* [Directive]: Return all the data, word for word.

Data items
────────────────────────────────────────

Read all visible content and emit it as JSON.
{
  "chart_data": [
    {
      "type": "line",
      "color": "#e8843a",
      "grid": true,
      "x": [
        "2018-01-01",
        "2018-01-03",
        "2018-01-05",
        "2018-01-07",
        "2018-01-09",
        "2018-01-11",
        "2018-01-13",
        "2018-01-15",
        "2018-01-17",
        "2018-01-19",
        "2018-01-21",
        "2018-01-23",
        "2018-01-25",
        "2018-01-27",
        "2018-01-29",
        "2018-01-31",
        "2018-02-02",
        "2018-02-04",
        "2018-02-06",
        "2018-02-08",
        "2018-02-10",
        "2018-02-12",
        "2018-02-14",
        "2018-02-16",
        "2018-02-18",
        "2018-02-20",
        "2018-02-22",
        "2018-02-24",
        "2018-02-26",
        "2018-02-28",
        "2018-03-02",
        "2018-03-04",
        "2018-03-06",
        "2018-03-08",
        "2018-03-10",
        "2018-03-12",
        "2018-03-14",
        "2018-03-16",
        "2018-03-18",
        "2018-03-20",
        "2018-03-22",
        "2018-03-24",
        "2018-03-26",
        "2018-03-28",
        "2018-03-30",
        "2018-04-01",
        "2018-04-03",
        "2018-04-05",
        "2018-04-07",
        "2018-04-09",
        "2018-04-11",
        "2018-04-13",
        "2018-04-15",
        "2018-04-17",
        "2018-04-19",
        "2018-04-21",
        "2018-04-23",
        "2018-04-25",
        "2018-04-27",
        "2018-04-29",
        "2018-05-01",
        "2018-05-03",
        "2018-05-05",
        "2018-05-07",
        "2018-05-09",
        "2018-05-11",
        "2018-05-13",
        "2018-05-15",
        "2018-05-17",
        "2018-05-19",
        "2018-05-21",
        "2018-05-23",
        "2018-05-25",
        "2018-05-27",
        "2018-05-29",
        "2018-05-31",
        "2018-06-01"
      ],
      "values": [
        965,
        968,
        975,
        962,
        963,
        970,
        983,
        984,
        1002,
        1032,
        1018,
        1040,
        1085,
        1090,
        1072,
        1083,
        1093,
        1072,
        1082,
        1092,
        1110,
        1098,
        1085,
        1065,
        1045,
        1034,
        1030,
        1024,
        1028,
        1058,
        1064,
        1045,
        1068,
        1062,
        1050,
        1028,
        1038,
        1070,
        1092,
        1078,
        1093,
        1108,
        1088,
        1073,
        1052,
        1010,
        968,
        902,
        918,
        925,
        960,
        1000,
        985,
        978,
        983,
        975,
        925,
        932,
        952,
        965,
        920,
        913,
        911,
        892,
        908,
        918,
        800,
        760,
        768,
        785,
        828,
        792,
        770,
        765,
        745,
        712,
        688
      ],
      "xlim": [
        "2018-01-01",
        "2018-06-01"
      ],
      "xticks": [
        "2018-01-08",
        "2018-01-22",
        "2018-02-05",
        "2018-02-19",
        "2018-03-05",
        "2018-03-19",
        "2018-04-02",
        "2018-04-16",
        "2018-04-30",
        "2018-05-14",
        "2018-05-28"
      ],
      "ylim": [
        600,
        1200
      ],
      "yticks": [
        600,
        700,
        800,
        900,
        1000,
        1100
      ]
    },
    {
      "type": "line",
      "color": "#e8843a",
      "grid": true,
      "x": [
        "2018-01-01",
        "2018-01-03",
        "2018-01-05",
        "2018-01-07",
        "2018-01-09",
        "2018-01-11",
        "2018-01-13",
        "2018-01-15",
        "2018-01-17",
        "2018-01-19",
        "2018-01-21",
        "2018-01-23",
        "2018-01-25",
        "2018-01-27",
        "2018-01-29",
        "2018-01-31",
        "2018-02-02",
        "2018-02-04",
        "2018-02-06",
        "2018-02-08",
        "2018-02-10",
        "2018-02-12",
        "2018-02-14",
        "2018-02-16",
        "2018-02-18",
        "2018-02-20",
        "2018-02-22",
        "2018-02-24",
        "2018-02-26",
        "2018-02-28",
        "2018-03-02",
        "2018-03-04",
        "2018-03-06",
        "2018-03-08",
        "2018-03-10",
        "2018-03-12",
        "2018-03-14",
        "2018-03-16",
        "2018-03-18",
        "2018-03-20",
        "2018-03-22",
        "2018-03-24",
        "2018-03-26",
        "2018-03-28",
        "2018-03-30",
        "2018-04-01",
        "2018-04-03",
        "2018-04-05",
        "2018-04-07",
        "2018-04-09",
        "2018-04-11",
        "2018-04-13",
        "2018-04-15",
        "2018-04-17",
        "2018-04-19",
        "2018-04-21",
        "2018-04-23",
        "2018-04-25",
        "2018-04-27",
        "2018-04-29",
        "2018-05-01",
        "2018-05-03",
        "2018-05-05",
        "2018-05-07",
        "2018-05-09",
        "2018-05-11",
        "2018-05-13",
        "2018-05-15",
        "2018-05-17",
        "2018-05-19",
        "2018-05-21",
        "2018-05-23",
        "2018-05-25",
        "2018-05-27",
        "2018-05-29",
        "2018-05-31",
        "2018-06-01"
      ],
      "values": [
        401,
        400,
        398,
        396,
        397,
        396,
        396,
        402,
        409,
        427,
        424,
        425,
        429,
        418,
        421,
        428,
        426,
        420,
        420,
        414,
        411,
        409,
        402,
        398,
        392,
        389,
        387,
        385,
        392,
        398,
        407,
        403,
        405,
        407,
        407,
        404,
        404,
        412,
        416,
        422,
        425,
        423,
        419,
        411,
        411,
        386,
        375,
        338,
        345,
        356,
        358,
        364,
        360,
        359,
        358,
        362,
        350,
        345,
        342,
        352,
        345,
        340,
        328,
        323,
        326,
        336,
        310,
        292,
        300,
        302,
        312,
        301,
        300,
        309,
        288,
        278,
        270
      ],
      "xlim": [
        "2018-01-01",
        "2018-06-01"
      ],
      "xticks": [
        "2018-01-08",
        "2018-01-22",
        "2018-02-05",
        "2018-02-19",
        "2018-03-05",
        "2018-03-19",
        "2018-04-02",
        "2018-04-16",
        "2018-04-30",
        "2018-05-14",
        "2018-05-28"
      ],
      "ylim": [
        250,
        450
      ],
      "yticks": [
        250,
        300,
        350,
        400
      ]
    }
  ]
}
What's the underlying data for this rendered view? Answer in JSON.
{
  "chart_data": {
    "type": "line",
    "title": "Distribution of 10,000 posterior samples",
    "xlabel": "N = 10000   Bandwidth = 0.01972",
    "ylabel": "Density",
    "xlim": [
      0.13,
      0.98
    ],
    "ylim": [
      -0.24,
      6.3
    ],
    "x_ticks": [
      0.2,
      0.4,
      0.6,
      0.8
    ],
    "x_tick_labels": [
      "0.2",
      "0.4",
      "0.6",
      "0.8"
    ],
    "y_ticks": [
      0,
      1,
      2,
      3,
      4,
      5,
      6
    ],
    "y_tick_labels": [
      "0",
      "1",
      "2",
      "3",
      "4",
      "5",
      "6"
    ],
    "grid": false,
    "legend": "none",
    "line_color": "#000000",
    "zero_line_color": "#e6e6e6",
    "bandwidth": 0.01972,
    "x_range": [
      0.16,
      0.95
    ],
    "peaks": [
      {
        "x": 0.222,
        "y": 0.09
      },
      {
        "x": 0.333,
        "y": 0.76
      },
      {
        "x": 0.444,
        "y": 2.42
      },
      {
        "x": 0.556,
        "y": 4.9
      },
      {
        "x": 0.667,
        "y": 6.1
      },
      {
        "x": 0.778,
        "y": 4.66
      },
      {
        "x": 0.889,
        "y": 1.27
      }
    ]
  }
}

────────────────────────────────────────

* [Exercise solution]:
Read all visible content and emit it as JSON.
{
  "chart_data": [
    {
      "type": "line",
      "color": "#e8843a",
      "grid": true,
      "x": [
        "2018-01-01",
        "2018-01-03",
        "2018-01-05",
        "2018-01-07",
        "2018-01-09",
        "2018-01-11",
        "2018-01-13",
        "2018-01-15",
        "2018-01-17",
        "2018-01-19",
        "2018-01-21",
        "2018-01-23",
        "2018-01-25",
        "2018-01-27",
        "2018-01-29",
        "2018-01-31",
        "2018-02-02",
        "2018-02-04",
        "2018-02-06",
        "2018-02-08",
        "2018-02-10",
        "2018-02-12",
        "2018-02-14",
        "2018-02-16",
        "2018-02-18",
        "2018-02-20",
        "2018-02-22",
        "2018-02-24",
        "2018-02-26",
        "2018-02-28",
        "2018-03-02",
        "2018-03-04",
        "2018-03-06",
        "2018-03-08",
        "2018-03-10",
        "2018-03-12",
        "2018-03-14",
        "2018-03-16",
        "2018-03-18",
        "2018-03-20",
        "2018-03-22",
        "2018-03-24",
        "2018-03-26",
        "2018-03-28",
        "2018-03-30",
        "2018-04-01",
        "2018-04-03",
        "2018-04-05",
        "2018-04-07",
        "2018-04-09",
        "2018-04-11",
        "2018-04-13",
        "2018-04-15",
        "2018-04-17",
        "2018-04-19",
        "2018-04-21",
        "2018-04-23",
        "2018-04-25",
        "2018-04-27",
        "2018-04-29",
        "2018-05-01",
        "2018-05-03",
        "2018-05-05",
        "2018-05-07",
        "2018-05-09",
        "2018-05-11",
        "2018-05-13",
        "2018-05-15",
        "2018-05-17",
        "2018-05-19",
        "2018-05-21",
        "2018-05-23",
        "2018-05-25",
        "2018-05-27",
        "2018-05-29",
        "2018-05-31",
        "2018-06-01"
      ],
      "values": [
        965,
        968,
        975,
        962,
        963,
        970,
        983,
        984,
        1002,
        1032,
        1018,
        1040,
        1085,
        1090,
        1072,
        1083,
        1093,
        1072,
        1082,
        1092,
        1110,
        1098,
        1085,
        1065,
        1045,
        1034,
        1030,
        1024,
        1028,
        1058,
        1064,
        1045,
        1068,
        1062,
        1050,
        1028,
        1038,
        1070,
        1092,
        1078,
        1093,
        1108,
        1088,
        1073,
        1052,
        1010,
        968,
        902,
        918,
        925,
        960,
        1000,
        985,
        978,
        983,
        975,
        925,
        932,
        952,
        965,
        920,
        913,
        911,
        892,
        908,
        918,
        800,
        760,
        768,
        785,
        828,
        792,
        770,
        765,
        745,
        712,
        688
      ],
      "xlim": [
        "2018-01-01",
        "2018-06-01"
      ],
      "xticks": [
        "2018-01-08",
        "2018-01-22",
        "2018-02-05",
        "2018-02-19",
        "2018-03-05",
        "2018-03-19",
        "2018-04-02",
        "2018-04-16",
        "2018-04-30",
        "2018-05-14",
        "2018-05-28"
      ],
      "ylim": [
        600,
        1200
      ],
      "yticks": [
        600,
        700,
        800,
        900,
        1000,
        1100
      ]
    },
    {
      "type": "line",
      "color": "#e8843a",
      "grid": true,
      "x": [
        "2018-01-01",
        "2018-01-03",
        "2018-01-05",
        "2018-01-07",
        "2018-01-09",
        "2018-01-11",
        "2018-01-13",
        "2018-01-15",
        "2018-01-17",
        "2018-01-19",
        "2018-01-21",
        "2018-01-23",
        "2018-01-25",
        "2018-01-27",
        "2018-01-29",
        "2018-01-31",
        "2018-02-02",
        "2018-02-04",
        "2018-02-06",
        "2018-02-08",
        "2018-02-10",
        "2018-02-12",
        "2018-02-14",
        "2018-02-16",
        "2018-02-18",
        "2018-02-20",
        "2018-02-22",
        "2018-02-24",
        "2018-02-26",
        "2018-02-28",
        "2018-03-02",
        "2018-03-04",
        "2018-03-06",
        "2018-03-08",
        "2018-03-10",
        "2018-03-12",
        "2018-03-14",
        "2018-03-16",
        "2018-03-18",
        "2018-03-20",
        "2018-03-22",
        "2018-03-24",
        "2018-03-26",
        "2018-03-28",
        "2018-03-30",
        "2018-04-01",
        "2018-04-03",
        "2018-04-05",
        "2018-04-07",
        "2018-04-09",
        "2018-04-11",
        "2018-04-13",
        "2018-04-15",
        "2018-04-17",
        "2018-04-19",
        "2018-04-21",
        "2018-04-23",
        "2018-04-25",
        "2018-04-27",
        "2018-04-29",
        "2018-05-01",
        "2018-05-03",
        "2018-05-05",
        "2018-05-07",
        "2018-05-09",
        "2018-05-11",
        "2018-05-13",
        "2018-05-15",
        "2018-05-17",
        "2018-05-19",
        "2018-05-21",
        "2018-05-23",
        "2018-05-25",
        "2018-05-27",
        "2018-05-29",
        "2018-05-31",
        "2018-06-01"
      ],
      "values": [
        401,
        400,
        398,
        396,
        397,
        396,
        396,
        402,
        409,
        427,
        424,
        425,
        429,
        418,
        421,
        428,
        426,
        420,
        420,
        414,
        411,
        409,
        402,
        398,
        392,
        389,
        387,
        385,
        392,
        398,
        407,
        403,
        405,
        407,
        407,
        404,
        404,
        412,
        416,
        422,
        425,
        423,
        419,
        411,
        411,
        386,
        375,
        338,
        345,
        356,
        358,
        364,
        360,
        359,
        358,
        362,
        350,
        345,
        342,
        352,
        345,
        340,
        328,
        323,
        326,
        336,
        310,
        292,
        300,
        302,
        312,
        301,
        300,
        309,
        288,
        278,
        270
      ],
      "xlim": [
        "2018-01-01",
        "2018-06-01"
      ],
      "xticks": [
        "2018-01-08",
        "2018-01-22",
        "2018-02-05",
        "2018-02-19",
        "2018-03-05",
        "2018-03-19",
        "2018-04-02",
        "2018-04-16",
        "2018-04-30",
        "2018-05-14",
        "2018-05-28"
      ],
      "ylim": [
        250,
        450
      ],
      "yticks": [
        250,
        300,
        350,
        400
      ]
    }
  ]
}
What's the underlying data for this rendered view? Answer in JSON.
{
  "chart_data": {
    "type": "line",
    "title": "Distribution of 10,000 posterior samples",
    "xlabel": "N = 10000   Bandwidth = 0.01972",
    "ylabel": "Density",
    "xlim": [
      0.13,
      0.98
    ],
    "ylim": [
      -0.24,
      6.3
    ],
    "x_ticks": [
      0.2,
      0.4,
      0.6,
      0.8
    ],
    "x_tick_labels": [
      "0.2",
      "0.4",
      "0.6",
      "0.8"
    ],
    "y_ticks": [
      0,
      1,
      2,
      3,
      4,
      5,
      6
    ],
    "y_tick_labels": [
      "0",
      "1",
      "2",
      "3",
      "4",
      "5",
      "6"
    ],
    "grid": false,
    "legend": "none",
    "line_color": "#000000",
    "zero_line_color": "#e6e6e6",
    "bandwidth": 0.01972,
    "x_range": [
      0.16,
      0.95
    ],
    "peaks": [
      {
        "x": 0.222,
        "y": 0.09
      },
      {
        "x": 0.333,
        "y": 0.76
      },
      {
        "x": 0.444,
        "y": 2.42
      },
      {
        "x": 0.556,
        "y": 4.9
      },
      {
        "x": 0.667,
        "y": 6.1
      },
      {
        "x": 0.778,
        "y": 4.66
      },
      {
        "x": 0.889,
        "y": 1.27
      }
    ]
  }
}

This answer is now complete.